* [What you will do] Write the material out again in full, exactly.

* [Stored records]
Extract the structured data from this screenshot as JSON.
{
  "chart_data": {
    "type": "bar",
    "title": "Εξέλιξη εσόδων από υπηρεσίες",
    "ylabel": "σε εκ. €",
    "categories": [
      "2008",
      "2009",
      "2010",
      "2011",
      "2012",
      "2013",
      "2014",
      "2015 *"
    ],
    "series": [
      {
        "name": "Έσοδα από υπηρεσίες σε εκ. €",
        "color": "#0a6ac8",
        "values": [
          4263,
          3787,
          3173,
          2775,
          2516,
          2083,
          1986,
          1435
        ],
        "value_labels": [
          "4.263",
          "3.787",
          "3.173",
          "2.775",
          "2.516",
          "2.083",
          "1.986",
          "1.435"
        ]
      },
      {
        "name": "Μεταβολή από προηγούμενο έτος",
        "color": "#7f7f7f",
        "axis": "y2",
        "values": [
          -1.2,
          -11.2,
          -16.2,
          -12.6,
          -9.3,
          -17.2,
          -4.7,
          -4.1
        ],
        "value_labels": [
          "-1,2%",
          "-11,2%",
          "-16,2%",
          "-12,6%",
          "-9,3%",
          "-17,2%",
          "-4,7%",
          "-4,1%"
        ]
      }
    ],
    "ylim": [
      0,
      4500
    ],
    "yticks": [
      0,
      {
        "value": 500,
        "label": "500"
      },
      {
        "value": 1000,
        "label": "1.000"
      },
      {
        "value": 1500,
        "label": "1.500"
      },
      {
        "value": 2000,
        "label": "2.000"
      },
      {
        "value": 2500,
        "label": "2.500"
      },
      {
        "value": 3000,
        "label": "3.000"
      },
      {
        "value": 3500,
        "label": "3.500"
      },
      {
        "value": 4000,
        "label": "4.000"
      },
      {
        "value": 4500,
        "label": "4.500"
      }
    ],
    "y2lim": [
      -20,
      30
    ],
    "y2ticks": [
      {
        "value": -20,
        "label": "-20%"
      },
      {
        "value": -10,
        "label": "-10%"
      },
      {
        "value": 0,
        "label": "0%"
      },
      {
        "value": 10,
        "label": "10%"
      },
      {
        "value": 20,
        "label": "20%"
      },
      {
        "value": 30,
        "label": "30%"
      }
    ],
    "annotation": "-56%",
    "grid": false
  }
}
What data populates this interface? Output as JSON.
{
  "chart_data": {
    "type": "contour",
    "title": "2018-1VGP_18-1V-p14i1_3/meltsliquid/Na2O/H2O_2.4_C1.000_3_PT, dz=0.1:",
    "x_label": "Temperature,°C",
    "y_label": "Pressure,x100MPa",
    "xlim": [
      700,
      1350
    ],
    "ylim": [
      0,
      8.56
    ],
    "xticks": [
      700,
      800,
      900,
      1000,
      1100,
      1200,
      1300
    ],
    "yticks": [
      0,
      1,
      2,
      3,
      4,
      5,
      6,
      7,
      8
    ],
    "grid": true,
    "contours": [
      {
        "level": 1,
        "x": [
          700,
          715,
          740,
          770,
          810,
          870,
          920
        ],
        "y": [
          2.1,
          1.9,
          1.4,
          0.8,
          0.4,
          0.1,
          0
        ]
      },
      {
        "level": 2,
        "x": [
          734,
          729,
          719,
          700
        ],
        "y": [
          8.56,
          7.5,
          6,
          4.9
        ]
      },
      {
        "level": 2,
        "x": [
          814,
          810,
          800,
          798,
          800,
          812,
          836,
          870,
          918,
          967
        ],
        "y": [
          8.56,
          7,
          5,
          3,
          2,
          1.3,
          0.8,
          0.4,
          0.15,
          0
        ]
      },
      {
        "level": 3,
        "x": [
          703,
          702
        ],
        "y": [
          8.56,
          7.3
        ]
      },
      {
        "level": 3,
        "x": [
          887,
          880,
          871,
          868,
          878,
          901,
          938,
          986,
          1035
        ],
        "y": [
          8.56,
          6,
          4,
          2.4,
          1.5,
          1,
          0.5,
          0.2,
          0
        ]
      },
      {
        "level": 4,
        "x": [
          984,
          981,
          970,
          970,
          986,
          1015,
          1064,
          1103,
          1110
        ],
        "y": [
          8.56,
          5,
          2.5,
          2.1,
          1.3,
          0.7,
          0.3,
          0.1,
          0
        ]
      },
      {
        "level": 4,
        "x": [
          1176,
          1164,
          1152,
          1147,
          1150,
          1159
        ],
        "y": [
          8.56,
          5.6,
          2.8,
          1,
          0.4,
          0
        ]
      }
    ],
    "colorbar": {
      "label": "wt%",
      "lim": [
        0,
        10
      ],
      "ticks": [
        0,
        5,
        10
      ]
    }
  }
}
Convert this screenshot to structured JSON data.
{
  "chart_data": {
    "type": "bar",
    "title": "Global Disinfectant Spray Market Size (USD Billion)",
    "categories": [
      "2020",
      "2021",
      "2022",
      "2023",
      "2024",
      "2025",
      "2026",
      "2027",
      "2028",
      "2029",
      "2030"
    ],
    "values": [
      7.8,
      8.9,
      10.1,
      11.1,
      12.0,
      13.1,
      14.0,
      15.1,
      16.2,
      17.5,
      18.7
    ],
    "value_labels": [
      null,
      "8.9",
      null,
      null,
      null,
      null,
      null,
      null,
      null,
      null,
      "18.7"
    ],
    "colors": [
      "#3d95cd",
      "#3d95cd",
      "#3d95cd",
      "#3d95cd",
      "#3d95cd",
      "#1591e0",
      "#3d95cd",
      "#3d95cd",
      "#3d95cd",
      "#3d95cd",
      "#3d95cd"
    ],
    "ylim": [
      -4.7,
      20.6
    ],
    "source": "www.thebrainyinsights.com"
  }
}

* [Worked answer]
Extract the structured data from this screenshot as JSON.
{
  "chart_data": {
    "type": "bar",
    "title": "Εξέλιξη εσόδων από υπηρεσίες",
    "ylabel": "σε εκ. €",
    "categories": [
      "2008",
      "2009",
      "2010",
      "2011",
      "2012",
      "2013",
      "2014",
      "2015 *"
    ],
    "series": [
      {
        "name": "Έσοδα από υπηρεσίες σε εκ. €",
        "color": "#0a6ac8",
        "values": [
          4263,
          3787,
          3173,
          2775,
          2516,
          2083,
          1986,
          1435
        ],
        "value_labels": [
          "4.263",
          "3.787",
          "3.173",
          "2.775",
          "2.516",
          "2.083",
          "1.986",
          "1.435"
        ]
      },
      {
        "name": "Μεταβολή από προηγούμενο έτος",
        "color": "#7f7f7f",
        "axis": "y2",
        "values": [
          -1.2,
          -11.2,
          -16.2,
          -12.6,
          -9.3,
          -17.2,
          -4.7,
          -4.1
        ],
        "value_labels": [
          "-1,2%",
          "-11,2%",
          "-16,2%",
          "-12,6%",
          "-9,3%",
          "-17,2%",
          "-4,7%",
          "-4,1%"
        ]
      }
    ],
    "ylim": [
      0,
      4500
    ],
    "yticks": [
      0,
      {
        "value": 500,
        "label": "500"
      },
      {
        "value": 1000,
        "label": "1.000"
      },
      {
        "value": 1500,
        "label": "1.500"
      },
      {
        "value": 2000,
        "label": "2.000"
      },
      {
        "value": 2500,
        "label": "2.500"
      },
      {
        "value": 3000,
        "label": "3.000"
      },
      {
        "value": 3500,
        "label": "3.500"
      },
      {
        "value": 4000,
        "label": "4.000"
      },
      {
        "value": 4500,
        "label": "4.500"
      }
    ],
    "y2lim": [
      -20,
      30
    ],
    "y2ticks": [
      {
        "value": -20,
        "label": "-20%"
      },
      {
        "value": -10,
        "label": "-10%"
      },
      {
        "value": 0,
        "label": "0%"
      },
      {
        "value": 10,
        "label": "10%"
      },
      {
        "value": 20,
        "label": "20%"
      },
      {
        "value": 30,
        "label": "30%"
      }
    ],
    "annotation": "-56%",
    "grid": false
  }
}
What data populates this interface? Output as JSON.
{
  "chart_data": {
    "type": "contour",
    "title": "2018-1VGP_18-1V-p14i1_3/meltsliquid/Na2O/H2O_2.4_C1.000_3_PT, dz=0.1:",
    "x_label": "Temperature,°C",
    "y_label": "Pressure,x100MPa",
    "xlim": [
      700,
      1350
    ],
    "ylim": [
      0,
      8.56
    ],
    "xticks": [
      700,
      800,
      900,
      1000,
      1100,
      1200,
      1300
    ],
    "yticks": [
      0,
      1,
      2,
      3,
      4,
      5,
      6,
      7,
      8
    ],
    "grid": true,
    "contours": [
      {
        "level": 1,
        "x": [
          700,
          715,
          740,
          770,
          810,
          870,
          920
        ],
        "y": [
          2.1,
          1.9,
          1.4,
          0.8,
          0.4,
          0.1,
          0
        ]
      },
      {
        "level": 2,
        "x": [
          734,
          729,
          719,
          700
        ],
        "y": [
          8.56,
          7.5,
          6,
          4.9
        ]
      },
      {
        "level": 2,
        "x": [
          814,
          810,
          800,
          798,
          800,
          812,
          836,
          870,
          918,
          967
        ],
        "y": [
          8.56,
          7,
          5,
          3,
          2,
          1.3,
          0.8,
          0.4,
          0.15,
          0
        ]
      },
      {
        "level": 3,
        "x": [
          703,
          702
        ],
        "y": [
          8.56,
          7.3
        ]
      },
      {
        "level": 3,
        "x": [
          887,
          880,
          871,
          868,
          878,
          901,
          938,
          986,
          1035
        ],
        "y": [
          8.56,
          6,
          4,
          2.4,
          1.5,
          1,
          0.5,
          0.2,
          0
        ]
      },
      {
        "level": 4,
        "x": [
          984,
          981,
          970,
          970,
          986,
          1015,
          1064,
          1103,
          1110
        ],
        "y": [
          8.56,
          5,
          2.5,
          2.1,
          1.3,
          0.7,
          0.3,
          0.1,
          0
        ]
      },
      {
        "level": 4,
        "x": [
          1176,
          1164,
          1152,
          1147,
          1150,
          1159
        ],
        "y": [
          8.56,
          5.6,
          2.8,
          1,
          0.4,
          0
        ]
      }
    ],
    "colorbar": {
      "label": "wt%",
      "lim": [
        0,
        10
      ],
      "ticks": [
        0,
        5,
        10
      ]
    }
  }
}
Convert this screenshot to structured JSON data.
{
  "chart_data": {
    "type": "bar",
    "title": "Global Disinfectant Spray Market Size (USD Billion)",
    "categories": [
      "2020",
      "2021",
      "2022",
      "2023",
      "2024",
      "2025",
      "2026",
      "2027",
      "2028",
      "2029",
      "2030"
    ],
    "values": [
      7.8,
      8.9,
      10.1,
      11.1,
      12.0,
      13.1,
      14.0,
      15.1,
      16.2,
      17.5,
      18.7
    ],
    "value_labels": [
      null,
      "8.9",
      null,
      null,
      null,
      null,
      null,
      null,
      null,
      null,
      "18.7"
    ],
    "colors": [
      "#3d95cd",
      "#3d95cd",
      "#3d95cd",
      "#3d95cd",
      "#3d95cd",
      "#1591e0",
      "#3d95cd",
      "#3d95cd",
      "#3d95cd",
      "#3d95cd",
      "#3d95cd"
    ],
    "ylim": [
      -4.7,
      20.6
    ],
    "source": "www.thebrainyinsights.com"
  }
}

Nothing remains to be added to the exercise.